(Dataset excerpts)
-----

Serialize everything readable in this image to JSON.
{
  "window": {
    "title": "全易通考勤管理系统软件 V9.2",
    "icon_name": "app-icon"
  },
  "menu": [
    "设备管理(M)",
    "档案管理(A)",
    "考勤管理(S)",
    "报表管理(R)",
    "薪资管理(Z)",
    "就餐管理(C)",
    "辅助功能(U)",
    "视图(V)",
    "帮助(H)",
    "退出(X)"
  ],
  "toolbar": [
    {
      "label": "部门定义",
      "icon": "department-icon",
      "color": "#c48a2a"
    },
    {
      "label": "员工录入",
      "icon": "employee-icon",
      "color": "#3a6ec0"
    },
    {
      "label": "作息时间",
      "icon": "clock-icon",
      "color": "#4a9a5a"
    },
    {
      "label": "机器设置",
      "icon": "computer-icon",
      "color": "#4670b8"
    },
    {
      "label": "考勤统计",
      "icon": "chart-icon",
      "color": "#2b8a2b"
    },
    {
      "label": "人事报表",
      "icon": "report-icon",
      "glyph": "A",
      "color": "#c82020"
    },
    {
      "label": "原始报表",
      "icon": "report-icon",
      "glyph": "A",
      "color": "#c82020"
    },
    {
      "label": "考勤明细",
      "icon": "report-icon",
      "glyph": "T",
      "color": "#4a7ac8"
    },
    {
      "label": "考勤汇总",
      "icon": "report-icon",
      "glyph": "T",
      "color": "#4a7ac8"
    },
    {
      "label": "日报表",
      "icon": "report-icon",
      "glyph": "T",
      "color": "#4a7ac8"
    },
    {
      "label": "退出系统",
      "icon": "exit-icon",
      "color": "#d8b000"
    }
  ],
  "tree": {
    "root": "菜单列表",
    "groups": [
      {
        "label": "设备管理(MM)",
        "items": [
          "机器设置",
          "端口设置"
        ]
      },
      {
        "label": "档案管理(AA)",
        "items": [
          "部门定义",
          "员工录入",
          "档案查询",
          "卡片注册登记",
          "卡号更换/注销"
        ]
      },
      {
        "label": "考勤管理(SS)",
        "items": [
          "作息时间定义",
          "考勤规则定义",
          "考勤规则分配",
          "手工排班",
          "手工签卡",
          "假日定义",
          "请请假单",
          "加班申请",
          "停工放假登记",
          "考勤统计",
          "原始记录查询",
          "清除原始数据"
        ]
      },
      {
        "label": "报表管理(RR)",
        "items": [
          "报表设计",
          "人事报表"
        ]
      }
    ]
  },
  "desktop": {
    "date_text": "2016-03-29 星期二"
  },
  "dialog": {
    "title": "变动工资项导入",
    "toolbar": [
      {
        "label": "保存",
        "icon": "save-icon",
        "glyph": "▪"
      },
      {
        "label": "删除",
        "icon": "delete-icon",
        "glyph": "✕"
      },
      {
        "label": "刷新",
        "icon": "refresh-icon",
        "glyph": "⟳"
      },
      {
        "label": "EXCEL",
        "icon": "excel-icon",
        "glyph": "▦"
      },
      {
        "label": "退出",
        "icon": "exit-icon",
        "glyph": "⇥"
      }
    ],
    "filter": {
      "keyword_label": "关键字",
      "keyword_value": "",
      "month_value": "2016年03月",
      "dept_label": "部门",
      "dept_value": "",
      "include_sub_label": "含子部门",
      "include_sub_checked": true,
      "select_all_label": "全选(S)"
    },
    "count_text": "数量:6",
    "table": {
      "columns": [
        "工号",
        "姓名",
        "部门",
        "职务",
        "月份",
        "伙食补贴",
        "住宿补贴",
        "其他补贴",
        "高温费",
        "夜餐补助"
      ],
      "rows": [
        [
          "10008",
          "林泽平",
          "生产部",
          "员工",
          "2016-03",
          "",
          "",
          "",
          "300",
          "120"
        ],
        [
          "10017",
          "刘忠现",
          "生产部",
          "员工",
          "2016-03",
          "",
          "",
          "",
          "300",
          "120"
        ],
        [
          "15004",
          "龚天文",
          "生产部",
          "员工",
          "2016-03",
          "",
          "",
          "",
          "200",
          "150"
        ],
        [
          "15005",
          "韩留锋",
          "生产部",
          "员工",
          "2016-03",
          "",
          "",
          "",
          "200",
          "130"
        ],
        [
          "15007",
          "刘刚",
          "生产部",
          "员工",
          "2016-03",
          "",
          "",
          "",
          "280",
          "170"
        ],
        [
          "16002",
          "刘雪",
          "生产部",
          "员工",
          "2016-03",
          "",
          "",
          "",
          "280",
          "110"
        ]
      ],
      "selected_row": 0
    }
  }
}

-----

## AIM OF THE TASK:
Take the entries above and transcribe them exactly.

## TASK SOLUTION:
Serialize everything readable in this image to JSON.
{
  "window": {
    "title": "全易通考勤管理系统软件 V9.2",
    "icon_name": "app-icon"
  },
  "menu": [
    "设备管理(M)",
    "档案管理(A)",
    "考勤管理(S)",
    "报表管理(R)",
    "薪资管理(Z)",
    "就餐管理(C)",
    "辅助功能(U)",
    "视图(V)",
    "帮助(H)",
    "退出(X)"
  ],
  "toolbar": [
    {
      "label": "部门定义",
      "icon": "department-icon",
      "color": "#c48a2a"
    },
    {
      "label": "员工录入",
      "icon": "employee-icon",
      "color": "#3a6ec0"
    },
    {
      "label": "作息时间",
      "icon": "clock-icon",
      "color": "#4a9a5a"
    },
    {
      "label": "机器设置",
      "icon": "computer-icon",
      "color": "#4670b8"
    },
    {
      "label": "考勤统计",
      "icon": "chart-icon",
      "color": "#2b8a2b"
    },
    {
      "label": "人事报表",
      "icon": "report-icon",
      "glyph": "A",
      "color": "#c82020"
    },
    {
      "label": "原始报表",
      "icon": "report-icon",
      "glyph": "A",
      "color": "#c82020"
    },
    {
      "label": "考勤明细",
      "icon": "report-icon",
      "glyph": "T",
      "color": "#4a7ac8"
    },
    {
      "label": "考勤汇总",
      "icon": "report-icon",
      "glyph": "T",
      "color": "#4a7ac8"
    },
    {
      "label": "日报表",
      "icon": "report-icon",
      "glyph": "T",
      "color": "#4a7ac8"
    },
    {
      "label": "退出系统",
      "icon": "exit-icon",
      "color": "#d8b000"
    }
  ],
  "tree": {
    "root": "菜单列表",
    "groups": [
      {
        "label": "设备管理(MM)",
        "items": [
          "机器设置",
          "端口设置"
        ]
      },
      {
        "label": "档案管理(AA)",
        "items": [
          "部门定义",
          "员工录入",
          "档案查询",
          "卡片注册登记",
          "卡号更换/注销"
        ]
      },
      {
        "label": "考勤管理(SS)",
        "items": [
          "作息时间定义",
          "考勤规则定义",
          "考勤规则分配",
          "手工排班",
          "手工签卡",
          "假日定义",
          "请请假单",
          "加班申请",
          "停工放假登记",
          "考勤统计",
          "原始记录查询",
          "清除原始数据"
        ]
      },
      {
        "label": "报表管理(RR)",
        "items": [
          "报表设计",
          "人事报表"
        ]
      }
    ]
  },
  "desktop": {
    "date_text": "2016-03-29 星期二"
  },
  "dialog": {
    "title": "变动工资项导入",
    "toolbar": [
      {
        "label": "保存",
        "icon": "save-icon",
        "glyph": "▪"
      },
      {
        "label": "删除",
        "icon": "delete-icon",
        "glyph": "✕"
      },
      {
        "label": "刷新",
        "icon": "refresh-icon",
        "glyph": "⟳"
      },
      {
        "label": "EXCEL",
        "icon": "excel-icon",
        "glyph": "▦"
      },
      {
        "label": "退出",
        "icon": "exit-icon",
        "glyph": "⇥"
      }
    ],
    "filter": {
      "keyword_label": "关键字",
      "keyword_value": "",
      "month_value": "2016年03月",
      "dept_label": "部门",
      "dept_value": "",
      "include_sub_label": "含子部门",
      "include_sub_checked": true,
      "select_all_label": "全选(S)"
    },
    "count_text": "数量:6",
    "table": {
      "columns": [
        "工号",
        "姓名",
        "部门",
        "职务",
        "月份",
        "伙食补贴",
        "住宿补贴",
        "其他补贴",
        "高温费",
        "夜餐补助"
      ],
      "rows": [
        [
          "10008",
          "林泽平",
          "生产部",
          "员工",
          "2016-03",
          "",
          "",
          "",
          "300",
          "120"
        ],
        [
          "10017",
          "刘忠现",
          "生产部",
          "员工",
          "2016-03",
          "",
          "",
          "",
          "300",
          "120"
        ],
        [
          "15004",
          "龚天文",
          "生产部",
          "员工",
          "2016-03",
          "",
          "",
          "",
          "200",
          "150"
        ],
        [
          "15005",
          "韩留锋",
          "生产部",
          "员工",
          "2016-03",
          "",
          "",
          "",
          "200",
          "130"
        ],
        [
          "15007",
          "刘刚",
          "生产部",
          "员工",
          "2016-03",
          "",
          "",
          "",
          "280",
          "170"
        ],
        [
          "16002",
          "刘雪",
          "生产部",
          "员工",
          "2016-03",
          "",
          "",
          "",
          "280",
          "110"
        ]
      ],
      "selected_row": 0
    }
  }
}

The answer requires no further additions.